*REQUEST*
Images are excluded; otherwise, output every record exactly.

________________________

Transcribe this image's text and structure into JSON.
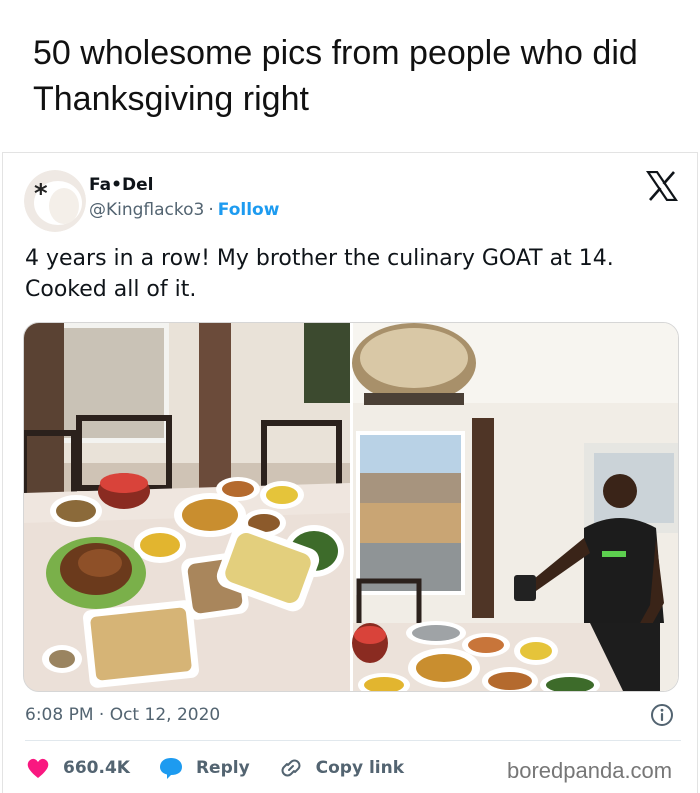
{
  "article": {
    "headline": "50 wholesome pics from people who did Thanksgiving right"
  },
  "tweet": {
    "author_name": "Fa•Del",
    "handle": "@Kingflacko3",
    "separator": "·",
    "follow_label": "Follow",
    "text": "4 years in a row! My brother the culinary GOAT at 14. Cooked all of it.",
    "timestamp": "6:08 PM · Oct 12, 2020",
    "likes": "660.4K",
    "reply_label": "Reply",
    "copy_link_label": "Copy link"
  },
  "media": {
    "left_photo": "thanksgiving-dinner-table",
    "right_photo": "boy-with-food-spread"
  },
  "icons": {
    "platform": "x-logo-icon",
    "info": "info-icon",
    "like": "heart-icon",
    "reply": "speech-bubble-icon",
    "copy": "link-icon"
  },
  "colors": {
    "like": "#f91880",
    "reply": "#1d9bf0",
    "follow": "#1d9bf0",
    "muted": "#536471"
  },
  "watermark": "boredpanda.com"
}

________________________

*EXPECTED ANSWER*
Transcribe this image's text and structure into JSON.
{
  "article": {
    "headline": "50 wholesome pics from people who did Thanksgiving right"
  },
  "tweet": {
    "author_name": "Fa•Del",
    "handle": "@Kingflacko3",
    "separator": "·",
    "follow_label": "Follow",
    "text": "4 years in a row! My brother the culinary GOAT at 14. Cooked all of it.",
    "timestamp": "6:08 PM · Oct 12, 2020",
    "likes": "660.4K",
    "reply_label": "Reply",
    "copy_link_label": "Copy link"
  },
  "media": {
    "left_photo": "thanksgiving-dinner-table",
    "right_photo": "boy-with-food-spread"
  },
  "icons": {
    "platform": "x-logo-icon",
    "info": "info-icon",
    "like": "heart-icon",
    "reply": "speech-bubble-icon",
    "copy": "link-icon"
  },
  "colors": {
    "like": "#f91880",
    "reply": "#1d9bf0",
    "follow": "#1d9bf0",
    "muted": "#536471"
  },
  "watermark": "boredpanda.com"
}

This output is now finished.